=== Dataset records ===

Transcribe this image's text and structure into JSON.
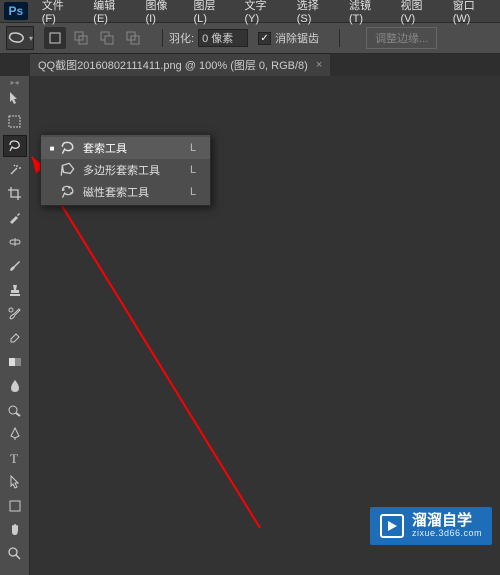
{
  "menu": [
    "文件(F)",
    "编辑(E)",
    "图像(I)",
    "图层(L)",
    "文字(Y)",
    "选择(S)",
    "滤镜(T)",
    "视图(V)",
    "窗口(W)"
  ],
  "options": {
    "feather_label": "羽化:",
    "feather_value": "0 像素",
    "antialias_label": "消除锯齿",
    "refine_label": "调整边缘..."
  },
  "doc_tab": {
    "title": "QQ截图20160802111411.png @ 100% (图层 0, RGB/8)",
    "close": "×"
  },
  "flyout": {
    "items": [
      {
        "label": "套索工具",
        "key": "L",
        "active": true
      },
      {
        "label": "多边形套索工具",
        "key": "L",
        "active": false
      },
      {
        "label": "磁性套索工具",
        "key": "L",
        "active": false
      }
    ]
  },
  "watermark": {
    "title": "溜溜自学",
    "url": "zixue.3d66.com"
  },
  "logo": "Ps"
}
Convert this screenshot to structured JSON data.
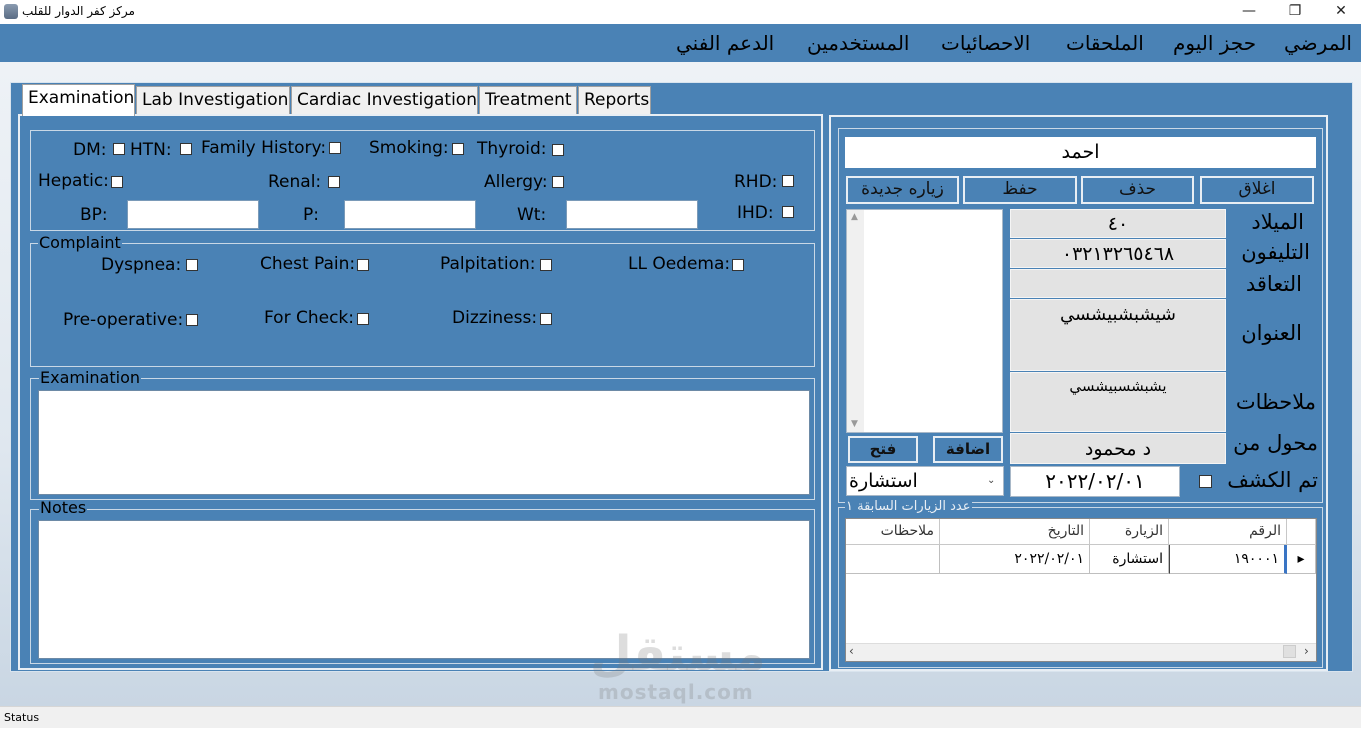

===

__The problem__:
Reproduce the listing word for word and omit its pictures.

__Finished exercise__:
Transcribe this image's text and structure into JSON.
{
  "menu": [
    "文件(F)",
    "编辑(E)",
    "图像(I)",
    "图层(L)",
    "文字(Y)",
    "选择(S)",
    "滤镜(T)",
    "视图(V)",
    "窗口(W)"
  ],
  "options": {
    "feather_label": "羽化:",
    "feather_value": "0 像素",
    "antialias_label": "消除锯齿",
    "refine_label": "调整边缘..."
  },
  "doc_tab": {
    "title": "QQ截图20160802111411.png @ 100% (图层 0, RGB/8)",
    "close": "×"
  },
  "flyout": {
    "items": [
      {
        "label": "套索工具",
        "key": "L",
        "active": true
      },
      {
        "label": "多边形套索工具",
        "key": "L",
        "active": false
      },
      {
        "label": "磁性套索工具",
        "key": "L",
        "active": false
      }
    ]
  },
  "watermark": {
    "title": "溜溜自学",
    "url": "zixue.3d66.com"
  },
  "logo": "Ps"
}
Convert this screenshot to structured JSON data.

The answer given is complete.